§ DIRECTIONS FOR THIS TASK: Output all the data exactly. Pictures do not belong in the copy.

---------------

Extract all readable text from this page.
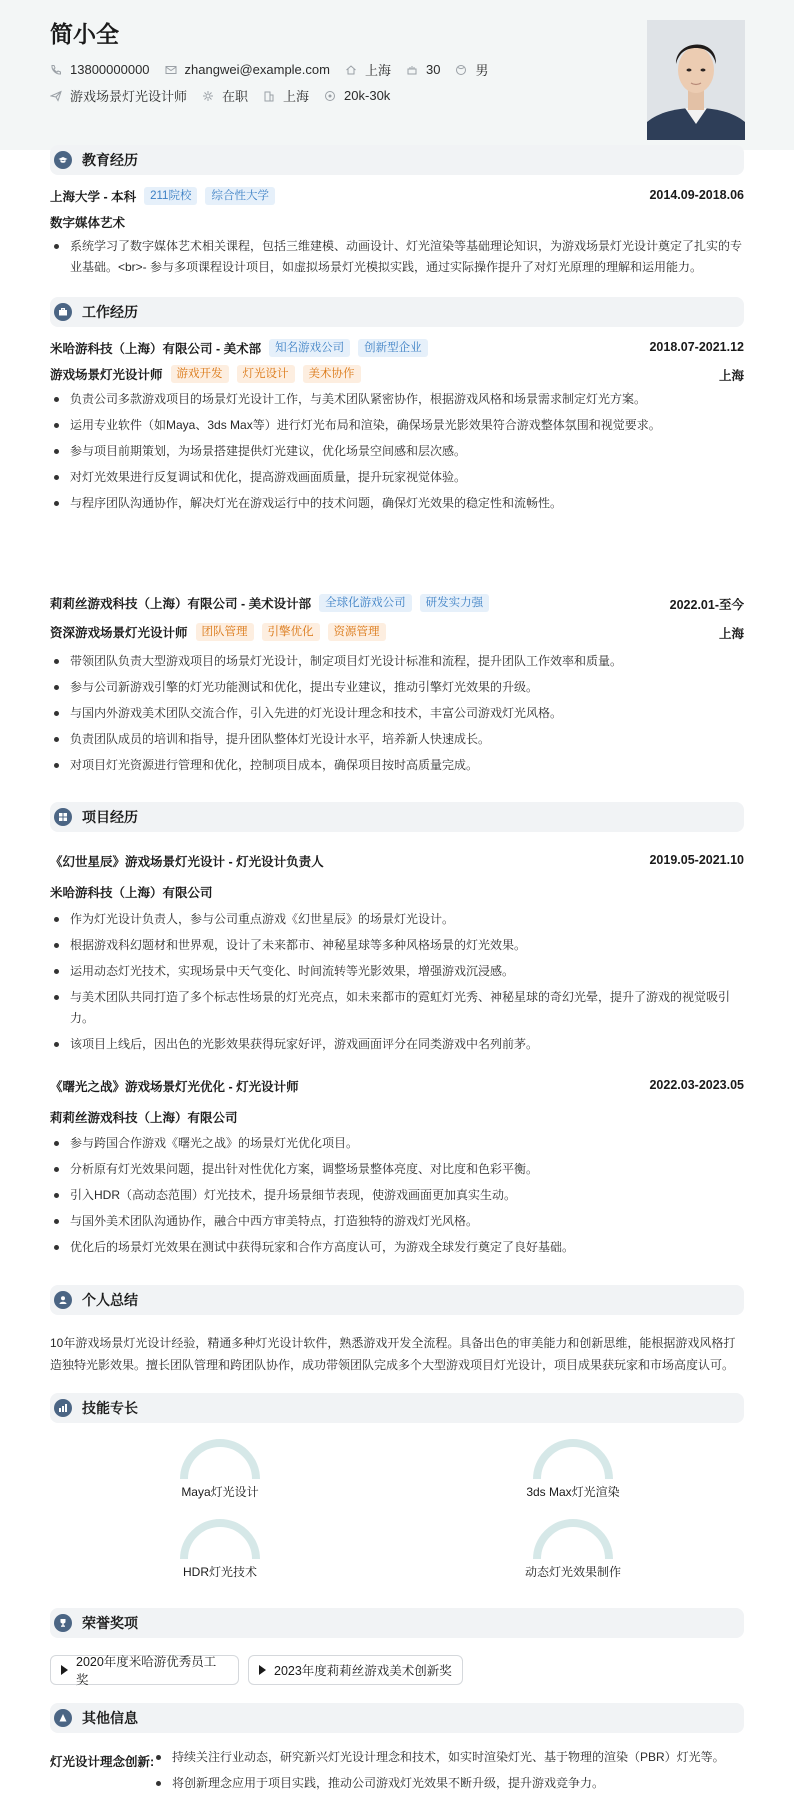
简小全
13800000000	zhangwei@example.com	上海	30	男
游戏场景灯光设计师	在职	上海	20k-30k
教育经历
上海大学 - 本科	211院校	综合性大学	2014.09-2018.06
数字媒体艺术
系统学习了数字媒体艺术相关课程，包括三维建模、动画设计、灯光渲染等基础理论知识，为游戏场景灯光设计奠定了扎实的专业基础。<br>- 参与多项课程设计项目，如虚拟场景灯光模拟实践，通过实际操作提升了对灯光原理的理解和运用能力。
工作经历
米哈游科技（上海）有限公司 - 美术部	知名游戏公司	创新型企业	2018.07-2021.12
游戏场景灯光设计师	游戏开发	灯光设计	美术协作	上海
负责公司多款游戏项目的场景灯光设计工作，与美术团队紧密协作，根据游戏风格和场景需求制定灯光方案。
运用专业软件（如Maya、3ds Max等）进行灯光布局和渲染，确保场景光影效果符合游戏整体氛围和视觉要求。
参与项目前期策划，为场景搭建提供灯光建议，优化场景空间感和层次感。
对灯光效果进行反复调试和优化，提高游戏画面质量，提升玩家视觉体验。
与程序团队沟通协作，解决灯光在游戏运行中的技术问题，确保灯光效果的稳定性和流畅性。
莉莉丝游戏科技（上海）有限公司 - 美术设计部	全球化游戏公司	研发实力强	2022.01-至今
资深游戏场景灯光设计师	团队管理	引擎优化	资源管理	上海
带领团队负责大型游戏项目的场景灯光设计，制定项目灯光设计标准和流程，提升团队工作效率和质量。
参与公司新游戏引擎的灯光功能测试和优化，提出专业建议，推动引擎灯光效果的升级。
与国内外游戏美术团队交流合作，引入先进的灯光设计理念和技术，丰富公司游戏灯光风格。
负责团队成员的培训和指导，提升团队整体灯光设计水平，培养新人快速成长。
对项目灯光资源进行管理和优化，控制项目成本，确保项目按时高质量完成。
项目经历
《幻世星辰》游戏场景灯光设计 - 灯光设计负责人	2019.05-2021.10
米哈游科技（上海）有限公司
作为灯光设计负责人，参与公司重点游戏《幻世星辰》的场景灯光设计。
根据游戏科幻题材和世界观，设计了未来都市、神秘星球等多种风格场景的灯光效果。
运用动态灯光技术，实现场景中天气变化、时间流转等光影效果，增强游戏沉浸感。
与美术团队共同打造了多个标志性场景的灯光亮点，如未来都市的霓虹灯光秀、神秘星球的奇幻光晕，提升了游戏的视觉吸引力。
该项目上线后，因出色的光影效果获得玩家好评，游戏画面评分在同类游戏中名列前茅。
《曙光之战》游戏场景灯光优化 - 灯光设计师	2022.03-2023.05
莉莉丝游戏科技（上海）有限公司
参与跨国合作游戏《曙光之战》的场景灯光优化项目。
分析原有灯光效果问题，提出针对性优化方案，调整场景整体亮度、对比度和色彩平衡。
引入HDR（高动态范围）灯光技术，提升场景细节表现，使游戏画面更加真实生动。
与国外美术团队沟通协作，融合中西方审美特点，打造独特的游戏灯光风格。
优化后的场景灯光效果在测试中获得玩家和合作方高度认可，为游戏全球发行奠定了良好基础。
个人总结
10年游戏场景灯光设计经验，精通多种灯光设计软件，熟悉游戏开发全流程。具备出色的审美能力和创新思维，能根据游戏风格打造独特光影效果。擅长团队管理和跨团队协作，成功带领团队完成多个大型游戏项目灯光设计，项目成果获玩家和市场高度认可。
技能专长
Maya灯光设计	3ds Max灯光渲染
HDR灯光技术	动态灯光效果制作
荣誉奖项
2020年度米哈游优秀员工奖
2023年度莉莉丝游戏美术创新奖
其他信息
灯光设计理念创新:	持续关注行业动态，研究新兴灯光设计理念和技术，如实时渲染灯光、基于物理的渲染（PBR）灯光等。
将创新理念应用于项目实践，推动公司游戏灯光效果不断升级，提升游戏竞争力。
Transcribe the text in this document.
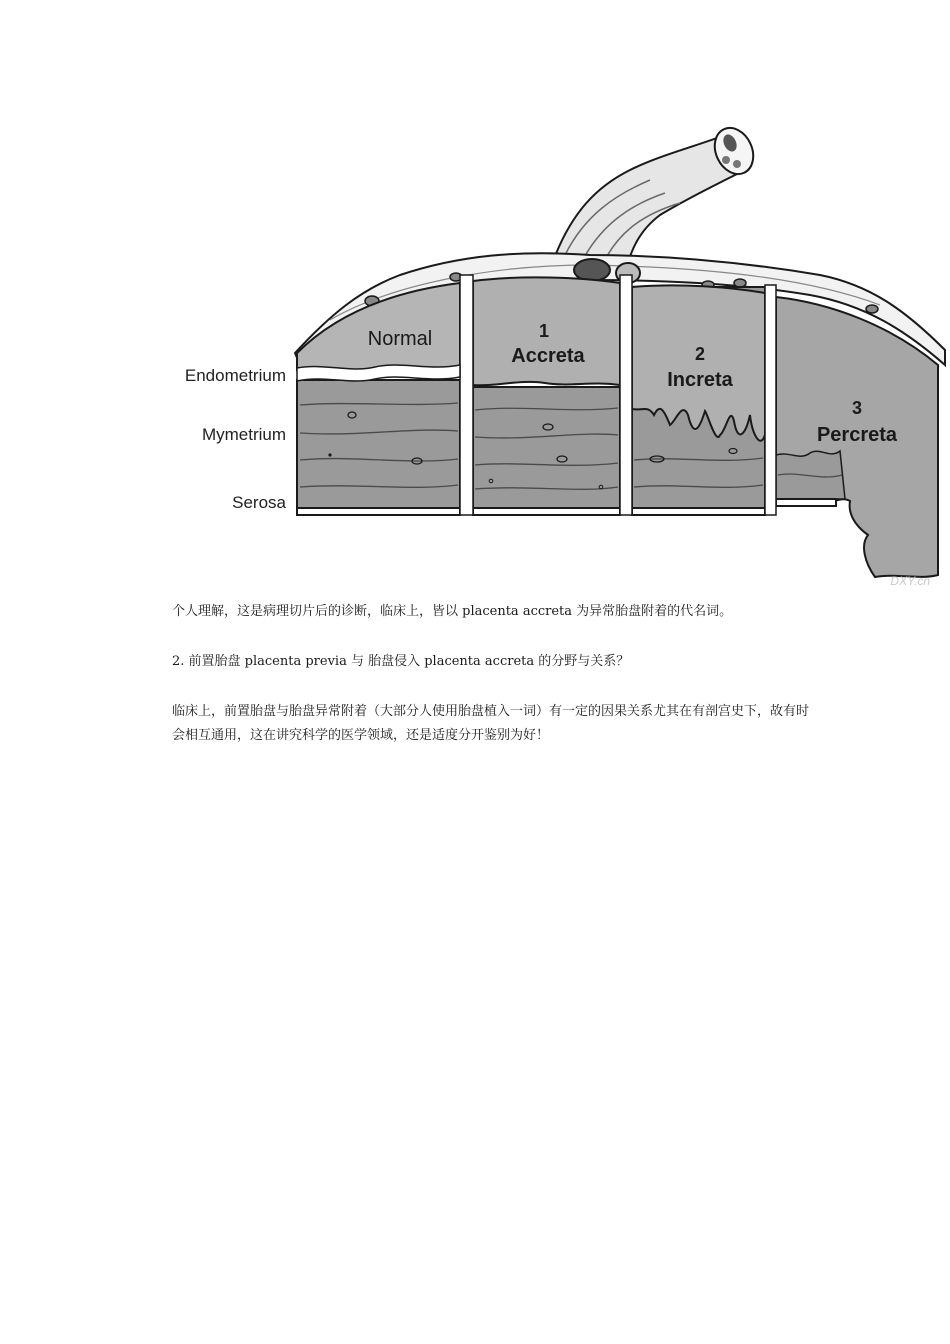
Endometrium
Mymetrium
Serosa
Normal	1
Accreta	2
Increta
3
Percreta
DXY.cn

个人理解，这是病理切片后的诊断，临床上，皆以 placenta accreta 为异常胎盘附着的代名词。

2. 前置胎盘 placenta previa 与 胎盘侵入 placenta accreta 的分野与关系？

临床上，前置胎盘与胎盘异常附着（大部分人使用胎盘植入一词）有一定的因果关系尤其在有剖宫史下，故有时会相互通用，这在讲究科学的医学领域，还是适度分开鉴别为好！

---------------

§ SOLUTION TO THE EXERCISE:
Extract all readable text from this page.
简小全
13800000000	zhangwei@example.com	上海	30	男
游戏场景灯光设计师	在职	上海	20k-30k
教育经历
上海大学 - 本科	211院校	综合性大学	2014.09-2018.06
数字媒体艺术
系统学习了数字媒体艺术相关课程，包括三维建模、动画设计、灯光渲染等基础理论知识，为游戏场景灯光设计奠定了扎实的专业基础。<br>- 参与多项课程设计项目，如虚拟场景灯光模拟实践，通过实际操作提升了对灯光原理的理解和运用能力。
工作经历
米哈游科技（上海）有限公司 - 美术部	知名游戏公司	创新型企业	2018.07-2021.12
游戏场景灯光设计师	游戏开发	灯光设计	美术协作	上海
负责公司多款游戏项目的场景灯光设计工作，与美术团队紧密协作，根据游戏风格和场景需求制定灯光方案。
运用专业软件（如Maya、3ds Max等）进行灯光布局和渲染，确保场景光影效果符合游戏整体氛围和视觉要求。
参与项目前期策划，为场景搭建提供灯光建议，优化场景空间感和层次感。
对灯光效果进行反复调试和优化，提高游戏画面质量，提升玩家视觉体验。
与程序团队沟通协作，解决灯光在游戏运行中的技术问题，确保灯光效果的稳定性和流畅性。
莉莉丝游戏科技（上海）有限公司 - 美术设计部	全球化游戏公司	研发实力强	2022.01-至今
资深游戏场景灯光设计师	团队管理	引擎优化	资源管理	上海
带领团队负责大型游戏项目的场景灯光设计，制定项目灯光设计标准和流程，提升团队工作效率和质量。
参与公司新游戏引擎的灯光功能测试和优化，提出专业建议，推动引擎灯光效果的升级。
与国内外游戏美术团队交流合作，引入先进的灯光设计理念和技术，丰富公司游戏灯光风格。
负责团队成员的培训和指导，提升团队整体灯光设计水平，培养新人快速成长。
对项目灯光资源进行管理和优化，控制项目成本，确保项目按时高质量完成。
项目经历
《幻世星辰》游戏场景灯光设计 - 灯光设计负责人	2019.05-2021.10
米哈游科技（上海）有限公司
作为灯光设计负责人，参与公司重点游戏《幻世星辰》的场景灯光设计。
根据游戏科幻题材和世界观，设计了未来都市、神秘星球等多种风格场景的灯光效果。
运用动态灯光技术，实现场景中天气变化、时间流转等光影效果，增强游戏沉浸感。
与美术团队共同打造了多个标志性场景的灯光亮点，如未来都市的霓虹灯光秀、神秘星球的奇幻光晕，提升了游戏的视觉吸引力。
该项目上线后，因出色的光影效果获得玩家好评，游戏画面评分在同类游戏中名列前茅。
《曙光之战》游戏场景灯光优化 - 灯光设计师	2022.03-2023.05
莉莉丝游戏科技（上海）有限公司
参与跨国合作游戏《曙光之战》的场景灯光优化项目。
分析原有灯光效果问题，提出针对性优化方案，调整场景整体亮度、对比度和色彩平衡。
引入HDR（高动态范围）灯光技术，提升场景细节表现，使游戏画面更加真实生动。
与国外美术团队沟通协作，融合中西方审美特点，打造独特的游戏灯光风格。
优化后的场景灯光效果在测试中获得玩家和合作方高度认可，为游戏全球发行奠定了良好基础。
个人总结
10年游戏场景灯光设计经验，精通多种灯光设计软件，熟悉游戏开发全流程。具备出色的审美能力和创新思维，能根据游戏风格打造独特光影效果。擅长团队管理和跨团队协作，成功带领团队完成多个大型游戏项目灯光设计，项目成果获玩家和市场高度认可。
技能专长
Maya灯光设计	3ds Max灯光渲染
HDR灯光技术	动态灯光效果制作
荣誉奖项
2020年度米哈游优秀员工奖
2023年度莉莉丝游戏美术创新奖
其他信息
灯光设计理念创新:	持续关注行业动态，研究新兴灯光设计理念和技术，如实时渲染灯光、基于物理的渲染（PBR）灯光等。
将创新理念应用于项目实践，推动公司游戏灯光效果不断升级，提升游戏竞争力。
Transcribe the text in this document.
Endometrium
Mymetrium
Serosa
Normal	1
Accreta	2
Increta
3
Percreta
DXY.cn

个人理解，这是病理切片后的诊断，临床上，皆以 placenta accreta 为异常胎盘附着的代名词。

2. 前置胎盘 placenta previa 与 胎盘侵入 placenta accreta 的分野与关系？

临床上，前置胎盘与胎盘异常附着（大部分人使用胎盘植入一词）有一定的因果关系尤其在有剖宫史下，故有时会相互通用，这在讲究科学的医学领域，还是适度分开鉴别为好！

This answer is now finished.